Written exercise 1: Please return the records unchanged, starting at their first line and stopping after the line that contains "739, 1749, 778]".

I have been to the swimming pool three times today.  And not swum a single length.  I got changed at my usual time and attempted to go to the pool, but was met by a locked door and a notice which I had presumably ignored the day before informing me that the pool would be closed for essential maintenance.
            The rest of the day was taken up with abortive attempts to get the pool to give me a realistic time of when the pool would be open again.  Foolishly, and forgetting what country I was in, I believed the time that they said it would be open.  It was not.
            Neither was the second time that it was supposed to be open and my next visit confirmed that the place would not be open until the next day.  It shows how little I have accepted the way that this country works that I believe that the pool will actually be open tomorrow.
            This means that I have not had my swim today and over the last few days and for lunch tomorrow I will have eaten far too much to be on course for my weight loss.  Ah well, next week is another opportunity to turn from the alluring highways of calorific delight to the austere slog of the mud-heavy winding lanes of cottage cheese deprivation!  I am not looking forward to my weigh-in on Sunday morning.  Action will have to be taken!
            Meanwhile the phoney war of waiting for my results from the last assignment continues.  I have worked out a strategy for the rest of the course, but the strategy does depend on the results of the assignment.  If all goes according to plan then I will probably enjoy the rest of the course.  If there is a problem then there will have to be a radical rethink.
            Whatever, I am looking forward to the rest of the course whatever strategy I have to adopt.  There are only three months of the course left and there is a great deal of work to be gone through before the end!

Data listing:

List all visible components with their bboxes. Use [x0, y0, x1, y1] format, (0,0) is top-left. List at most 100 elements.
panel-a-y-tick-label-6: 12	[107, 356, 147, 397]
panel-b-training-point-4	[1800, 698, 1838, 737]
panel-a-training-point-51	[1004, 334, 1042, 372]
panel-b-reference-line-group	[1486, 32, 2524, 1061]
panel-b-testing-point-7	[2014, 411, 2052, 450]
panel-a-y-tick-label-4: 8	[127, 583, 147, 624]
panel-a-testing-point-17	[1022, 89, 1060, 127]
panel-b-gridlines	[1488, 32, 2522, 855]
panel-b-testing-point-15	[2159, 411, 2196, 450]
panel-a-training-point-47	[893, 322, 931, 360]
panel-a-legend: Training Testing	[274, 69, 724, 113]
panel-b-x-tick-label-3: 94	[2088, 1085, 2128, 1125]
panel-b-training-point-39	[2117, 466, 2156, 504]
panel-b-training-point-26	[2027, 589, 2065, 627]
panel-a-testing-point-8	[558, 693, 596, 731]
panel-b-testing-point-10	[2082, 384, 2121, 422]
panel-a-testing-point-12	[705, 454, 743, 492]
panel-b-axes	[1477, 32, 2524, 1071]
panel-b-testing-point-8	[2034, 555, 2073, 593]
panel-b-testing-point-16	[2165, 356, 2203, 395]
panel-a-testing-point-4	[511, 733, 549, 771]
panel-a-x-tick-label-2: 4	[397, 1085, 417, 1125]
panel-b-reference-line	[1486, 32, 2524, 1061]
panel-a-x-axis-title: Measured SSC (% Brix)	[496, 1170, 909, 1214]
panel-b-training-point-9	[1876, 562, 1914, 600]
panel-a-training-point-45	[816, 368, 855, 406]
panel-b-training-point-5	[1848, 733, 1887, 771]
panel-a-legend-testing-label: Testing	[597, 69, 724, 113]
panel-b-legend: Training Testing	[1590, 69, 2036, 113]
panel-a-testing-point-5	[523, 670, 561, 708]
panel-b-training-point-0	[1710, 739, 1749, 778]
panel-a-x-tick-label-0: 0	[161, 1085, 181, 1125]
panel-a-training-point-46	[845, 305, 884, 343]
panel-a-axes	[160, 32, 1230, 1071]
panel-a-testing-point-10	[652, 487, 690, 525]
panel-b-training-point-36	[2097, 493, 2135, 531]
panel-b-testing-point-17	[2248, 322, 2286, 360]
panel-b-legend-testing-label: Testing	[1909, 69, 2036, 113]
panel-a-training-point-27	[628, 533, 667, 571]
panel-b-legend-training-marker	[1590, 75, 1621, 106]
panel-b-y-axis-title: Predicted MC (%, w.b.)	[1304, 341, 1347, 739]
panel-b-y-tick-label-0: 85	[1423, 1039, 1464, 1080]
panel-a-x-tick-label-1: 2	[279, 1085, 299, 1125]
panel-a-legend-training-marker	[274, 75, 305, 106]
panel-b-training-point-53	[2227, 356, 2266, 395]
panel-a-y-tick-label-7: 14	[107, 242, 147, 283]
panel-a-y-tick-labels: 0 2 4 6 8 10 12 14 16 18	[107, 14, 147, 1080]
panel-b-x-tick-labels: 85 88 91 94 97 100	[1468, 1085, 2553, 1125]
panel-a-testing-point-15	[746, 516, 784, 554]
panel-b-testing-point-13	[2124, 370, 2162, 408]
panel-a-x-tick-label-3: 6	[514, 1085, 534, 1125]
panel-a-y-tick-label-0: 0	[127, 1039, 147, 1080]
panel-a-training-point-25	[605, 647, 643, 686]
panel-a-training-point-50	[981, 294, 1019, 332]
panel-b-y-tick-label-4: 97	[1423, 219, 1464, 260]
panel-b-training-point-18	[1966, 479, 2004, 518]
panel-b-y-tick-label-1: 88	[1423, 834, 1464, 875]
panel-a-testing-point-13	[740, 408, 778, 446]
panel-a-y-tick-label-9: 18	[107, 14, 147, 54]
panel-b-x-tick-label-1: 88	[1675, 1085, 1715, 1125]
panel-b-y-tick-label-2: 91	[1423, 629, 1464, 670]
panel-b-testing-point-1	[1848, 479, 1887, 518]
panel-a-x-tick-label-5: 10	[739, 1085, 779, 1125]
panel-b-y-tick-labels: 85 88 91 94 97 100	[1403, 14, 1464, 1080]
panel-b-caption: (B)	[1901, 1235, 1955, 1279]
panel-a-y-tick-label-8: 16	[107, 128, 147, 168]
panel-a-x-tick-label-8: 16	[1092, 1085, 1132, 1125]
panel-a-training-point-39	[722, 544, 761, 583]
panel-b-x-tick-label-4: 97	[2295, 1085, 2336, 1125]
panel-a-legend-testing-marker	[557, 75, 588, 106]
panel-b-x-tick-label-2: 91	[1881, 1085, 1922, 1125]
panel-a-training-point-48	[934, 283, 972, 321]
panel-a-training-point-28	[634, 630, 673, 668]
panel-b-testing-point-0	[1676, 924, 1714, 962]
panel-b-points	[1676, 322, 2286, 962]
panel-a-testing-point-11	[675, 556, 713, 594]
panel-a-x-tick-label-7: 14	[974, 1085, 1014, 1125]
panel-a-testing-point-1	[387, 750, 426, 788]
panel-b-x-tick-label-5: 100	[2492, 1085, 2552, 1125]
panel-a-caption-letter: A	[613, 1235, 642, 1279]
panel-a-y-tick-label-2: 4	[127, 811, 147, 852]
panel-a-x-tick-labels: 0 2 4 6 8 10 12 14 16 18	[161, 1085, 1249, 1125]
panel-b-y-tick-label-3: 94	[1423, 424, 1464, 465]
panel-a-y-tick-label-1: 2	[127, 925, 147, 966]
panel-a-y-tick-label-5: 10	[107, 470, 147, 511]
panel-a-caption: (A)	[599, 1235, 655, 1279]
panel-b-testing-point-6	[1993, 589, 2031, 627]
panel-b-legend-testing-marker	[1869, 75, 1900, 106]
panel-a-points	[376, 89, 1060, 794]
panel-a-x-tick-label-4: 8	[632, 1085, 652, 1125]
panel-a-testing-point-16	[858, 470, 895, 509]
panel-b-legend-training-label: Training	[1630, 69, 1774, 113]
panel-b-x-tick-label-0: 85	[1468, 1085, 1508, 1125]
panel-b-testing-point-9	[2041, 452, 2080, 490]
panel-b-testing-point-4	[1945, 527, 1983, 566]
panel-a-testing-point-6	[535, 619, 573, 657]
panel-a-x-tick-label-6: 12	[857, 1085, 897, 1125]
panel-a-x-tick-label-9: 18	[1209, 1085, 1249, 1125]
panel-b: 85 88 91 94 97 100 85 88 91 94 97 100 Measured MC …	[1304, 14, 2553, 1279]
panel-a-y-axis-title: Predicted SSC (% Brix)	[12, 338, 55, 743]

Written exercise 2: In the post about the closed swimming pool, take the passage that begins at the words "The rest of the day" and ends after "It was not.". Give it again with "realistic" changed to "reliable".

Correct answer 1:
List all visible components with their bboxes. Use [x0, y0, x1, y1] format, (0,0) is top-left. List at most 100 elements.
panel-a-y-tick-label-6: 12	[107, 356, 147, 397]
panel-b-training-point-4	[1800, 698, 1838, 737]
panel-a-training-point-51	[1004, 334, 1042, 372]
panel-b-reference-line-group	[1486, 32, 2524, 1061]
panel-b-testing-point-7	[2014, 411, 2052, 450]
panel-a-y-tick-label-4: 8	[127, 583, 147, 624]
panel-a-testing-point-17	[1022, 89, 1060, 127]
panel-b-gridlines	[1488, 32, 2522, 855]
panel-b-testing-point-15	[2159, 411, 2196, 450]
panel-a-training-point-47	[893, 322, 931, 360]
panel-a-legend: Training Testing	[274, 69, 724, 113]
panel-b-x-tick-label-3: 94	[2088, 1085, 2128, 1125]
panel-b-training-point-39	[2117, 466, 2156, 504]
panel-b-training-point-26	[2027, 589, 2065, 627]
panel-a-testing-point-8	[558, 693, 596, 731]
panel-b-testing-point-10	[2082, 384, 2121, 422]
panel-a-testing-point-12	[705, 454, 743, 492]
panel-b-axes	[1477, 32, 2524, 1071]
panel-b-testing-point-8	[2034, 555, 2073, 593]
panel-b-testing-point-16	[2165, 356, 2203, 395]
panel-a-testing-point-4	[511, 733, 549, 771]
panel-a-x-tick-label-2: 4	[397, 1085, 417, 1125]
panel-b-reference-line	[1486, 32, 2524, 1061]
panel-a-x-axis-title: Measured SSC (% Brix)	[496, 1170, 909, 1214]
panel-b-training-point-9	[1876, 562, 1914, 600]
panel-a-training-point-45	[816, 368, 855, 406]
panel-b-training-point-5	[1848, 733, 1887, 771]
panel-a-legend-testing-label: Testing	[597, 69, 724, 113]
panel-b-legend: Training Testing	[1590, 69, 2036, 113]
panel-a-testing-point-5	[523, 670, 561, 708]
panel-b-training-point-0	[1710, 739, 1749, 778]

Correct answer 2:
The rest of the day was taken up with abortive attempts to get the pool to give me a reliable time of when the pool would be open again.  Foolishly, and forgetting what country I was in, I believed the time that they said it would be open.  It was not.